What is required> Locate each line holding the string "image" and copy it.

--- START OF Provided records ---

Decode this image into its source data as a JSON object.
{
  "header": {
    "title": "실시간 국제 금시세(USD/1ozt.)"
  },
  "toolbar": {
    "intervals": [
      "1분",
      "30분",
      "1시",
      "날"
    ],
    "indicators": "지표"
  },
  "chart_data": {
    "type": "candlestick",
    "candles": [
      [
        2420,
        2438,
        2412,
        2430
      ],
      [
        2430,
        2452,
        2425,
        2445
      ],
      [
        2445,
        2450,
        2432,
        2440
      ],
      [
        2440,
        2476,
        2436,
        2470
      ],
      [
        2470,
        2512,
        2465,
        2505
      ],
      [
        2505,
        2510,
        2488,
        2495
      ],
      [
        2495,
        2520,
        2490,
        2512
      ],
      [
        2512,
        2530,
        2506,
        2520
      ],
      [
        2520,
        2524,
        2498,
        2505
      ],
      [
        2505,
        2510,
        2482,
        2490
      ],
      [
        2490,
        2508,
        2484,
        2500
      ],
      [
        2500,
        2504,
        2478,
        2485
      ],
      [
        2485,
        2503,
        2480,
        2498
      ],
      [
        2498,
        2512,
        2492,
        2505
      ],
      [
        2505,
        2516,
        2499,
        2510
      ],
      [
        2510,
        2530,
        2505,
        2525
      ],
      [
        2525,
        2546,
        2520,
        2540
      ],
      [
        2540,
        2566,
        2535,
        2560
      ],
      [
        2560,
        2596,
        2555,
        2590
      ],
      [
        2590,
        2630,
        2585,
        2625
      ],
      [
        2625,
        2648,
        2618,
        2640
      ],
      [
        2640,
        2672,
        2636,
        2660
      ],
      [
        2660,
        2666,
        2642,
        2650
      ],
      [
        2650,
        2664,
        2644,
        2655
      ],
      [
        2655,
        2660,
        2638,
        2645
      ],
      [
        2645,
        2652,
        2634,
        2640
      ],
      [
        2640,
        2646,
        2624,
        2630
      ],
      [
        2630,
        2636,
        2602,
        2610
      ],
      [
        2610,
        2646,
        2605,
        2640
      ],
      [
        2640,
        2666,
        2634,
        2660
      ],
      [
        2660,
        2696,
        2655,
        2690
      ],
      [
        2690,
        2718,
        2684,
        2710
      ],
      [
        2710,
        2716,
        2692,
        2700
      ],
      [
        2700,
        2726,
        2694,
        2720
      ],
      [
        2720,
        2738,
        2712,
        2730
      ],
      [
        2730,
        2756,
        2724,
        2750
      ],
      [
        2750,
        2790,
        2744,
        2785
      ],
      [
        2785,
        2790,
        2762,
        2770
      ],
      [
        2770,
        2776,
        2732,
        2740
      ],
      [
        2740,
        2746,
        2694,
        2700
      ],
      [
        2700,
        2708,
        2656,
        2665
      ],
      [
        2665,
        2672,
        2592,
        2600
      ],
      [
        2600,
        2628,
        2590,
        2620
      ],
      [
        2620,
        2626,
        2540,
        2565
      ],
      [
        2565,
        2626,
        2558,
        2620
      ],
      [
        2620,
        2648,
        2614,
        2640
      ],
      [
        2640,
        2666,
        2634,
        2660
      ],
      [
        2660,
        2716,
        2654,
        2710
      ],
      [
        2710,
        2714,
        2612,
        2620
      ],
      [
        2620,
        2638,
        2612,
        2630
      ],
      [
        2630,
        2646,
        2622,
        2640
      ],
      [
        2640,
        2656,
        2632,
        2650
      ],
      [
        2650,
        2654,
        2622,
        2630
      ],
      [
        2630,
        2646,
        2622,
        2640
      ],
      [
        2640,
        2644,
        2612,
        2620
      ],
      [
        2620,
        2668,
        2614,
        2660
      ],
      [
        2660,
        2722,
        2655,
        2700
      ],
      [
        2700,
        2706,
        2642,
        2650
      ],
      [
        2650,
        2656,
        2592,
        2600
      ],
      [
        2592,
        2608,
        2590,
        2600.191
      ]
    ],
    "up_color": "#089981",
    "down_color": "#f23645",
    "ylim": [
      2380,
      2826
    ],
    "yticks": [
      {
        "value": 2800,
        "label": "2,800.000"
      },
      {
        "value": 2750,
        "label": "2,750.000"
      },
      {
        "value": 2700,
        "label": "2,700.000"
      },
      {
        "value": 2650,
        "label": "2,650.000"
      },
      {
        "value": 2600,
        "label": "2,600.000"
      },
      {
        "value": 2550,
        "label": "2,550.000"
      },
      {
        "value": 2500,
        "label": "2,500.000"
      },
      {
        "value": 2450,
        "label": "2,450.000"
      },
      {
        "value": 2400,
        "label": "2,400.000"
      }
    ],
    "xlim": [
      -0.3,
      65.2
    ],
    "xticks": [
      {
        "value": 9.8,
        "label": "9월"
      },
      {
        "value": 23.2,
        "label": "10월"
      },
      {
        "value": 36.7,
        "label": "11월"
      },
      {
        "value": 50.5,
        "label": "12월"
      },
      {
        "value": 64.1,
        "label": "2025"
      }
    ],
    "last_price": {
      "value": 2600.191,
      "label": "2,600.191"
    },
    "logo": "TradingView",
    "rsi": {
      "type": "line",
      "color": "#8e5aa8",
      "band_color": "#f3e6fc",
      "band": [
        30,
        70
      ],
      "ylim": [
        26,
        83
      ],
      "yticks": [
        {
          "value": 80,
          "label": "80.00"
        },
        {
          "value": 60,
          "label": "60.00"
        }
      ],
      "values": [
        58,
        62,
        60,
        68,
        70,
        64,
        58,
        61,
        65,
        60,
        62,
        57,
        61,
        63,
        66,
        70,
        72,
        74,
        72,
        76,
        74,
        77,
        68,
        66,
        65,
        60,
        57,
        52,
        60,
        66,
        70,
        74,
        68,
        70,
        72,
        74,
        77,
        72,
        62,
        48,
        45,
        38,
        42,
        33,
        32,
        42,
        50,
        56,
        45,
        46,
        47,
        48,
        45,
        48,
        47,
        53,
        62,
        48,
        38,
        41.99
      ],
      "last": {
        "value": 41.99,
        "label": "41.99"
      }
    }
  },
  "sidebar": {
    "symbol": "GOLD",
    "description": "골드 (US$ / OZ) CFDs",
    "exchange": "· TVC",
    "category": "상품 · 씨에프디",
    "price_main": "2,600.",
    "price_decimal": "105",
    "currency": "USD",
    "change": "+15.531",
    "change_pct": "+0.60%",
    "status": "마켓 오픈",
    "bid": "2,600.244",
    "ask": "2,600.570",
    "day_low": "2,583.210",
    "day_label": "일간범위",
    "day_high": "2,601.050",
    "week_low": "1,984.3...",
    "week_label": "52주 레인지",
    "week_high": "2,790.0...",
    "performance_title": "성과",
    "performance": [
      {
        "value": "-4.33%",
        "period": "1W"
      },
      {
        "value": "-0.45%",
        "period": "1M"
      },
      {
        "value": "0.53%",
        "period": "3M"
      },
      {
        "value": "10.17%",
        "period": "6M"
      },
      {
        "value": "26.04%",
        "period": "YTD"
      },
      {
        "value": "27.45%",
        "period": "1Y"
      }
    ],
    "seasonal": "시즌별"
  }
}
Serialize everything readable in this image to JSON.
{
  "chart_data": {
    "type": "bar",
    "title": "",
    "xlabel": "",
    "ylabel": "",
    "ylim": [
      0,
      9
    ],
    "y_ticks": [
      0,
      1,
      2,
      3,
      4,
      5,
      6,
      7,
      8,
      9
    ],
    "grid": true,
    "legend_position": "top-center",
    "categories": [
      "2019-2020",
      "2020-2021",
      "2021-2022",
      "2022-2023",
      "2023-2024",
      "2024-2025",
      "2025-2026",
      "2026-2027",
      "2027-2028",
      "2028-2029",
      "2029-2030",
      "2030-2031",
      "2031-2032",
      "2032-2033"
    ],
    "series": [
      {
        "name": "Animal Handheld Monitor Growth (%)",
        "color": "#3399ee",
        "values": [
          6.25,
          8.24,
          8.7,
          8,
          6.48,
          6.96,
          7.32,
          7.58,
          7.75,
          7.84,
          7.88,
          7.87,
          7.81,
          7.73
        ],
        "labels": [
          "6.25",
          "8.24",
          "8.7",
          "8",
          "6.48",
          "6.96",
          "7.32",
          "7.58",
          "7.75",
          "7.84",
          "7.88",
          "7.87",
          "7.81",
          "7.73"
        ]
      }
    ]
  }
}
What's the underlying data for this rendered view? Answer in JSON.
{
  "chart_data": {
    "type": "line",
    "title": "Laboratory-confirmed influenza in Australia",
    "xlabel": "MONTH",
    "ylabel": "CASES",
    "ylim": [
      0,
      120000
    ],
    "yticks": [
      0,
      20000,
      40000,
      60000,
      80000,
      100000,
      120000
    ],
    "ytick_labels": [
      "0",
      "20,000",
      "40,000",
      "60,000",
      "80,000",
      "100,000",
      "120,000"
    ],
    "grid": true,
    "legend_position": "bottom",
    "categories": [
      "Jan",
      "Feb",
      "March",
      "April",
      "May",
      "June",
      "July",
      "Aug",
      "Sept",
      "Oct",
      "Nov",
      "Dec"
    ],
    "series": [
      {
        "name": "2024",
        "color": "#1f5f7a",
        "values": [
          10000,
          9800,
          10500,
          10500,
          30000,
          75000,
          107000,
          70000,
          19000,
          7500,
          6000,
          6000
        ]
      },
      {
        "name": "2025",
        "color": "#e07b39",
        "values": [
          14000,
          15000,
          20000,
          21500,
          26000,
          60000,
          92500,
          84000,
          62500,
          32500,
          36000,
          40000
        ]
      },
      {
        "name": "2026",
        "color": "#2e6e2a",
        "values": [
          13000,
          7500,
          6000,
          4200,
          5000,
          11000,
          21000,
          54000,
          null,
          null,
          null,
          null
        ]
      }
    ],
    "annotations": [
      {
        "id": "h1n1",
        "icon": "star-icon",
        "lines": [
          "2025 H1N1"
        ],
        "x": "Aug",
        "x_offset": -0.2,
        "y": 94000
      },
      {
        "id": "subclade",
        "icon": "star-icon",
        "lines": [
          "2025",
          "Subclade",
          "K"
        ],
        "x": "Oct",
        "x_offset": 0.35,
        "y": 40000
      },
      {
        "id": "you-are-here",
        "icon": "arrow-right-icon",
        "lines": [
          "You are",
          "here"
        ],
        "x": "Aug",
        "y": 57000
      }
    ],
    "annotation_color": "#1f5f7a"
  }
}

--- END OF Provided records ---

Written answer>
Decode this image into its source data as a JSON object.
Serialize everything readable in this image to JSON.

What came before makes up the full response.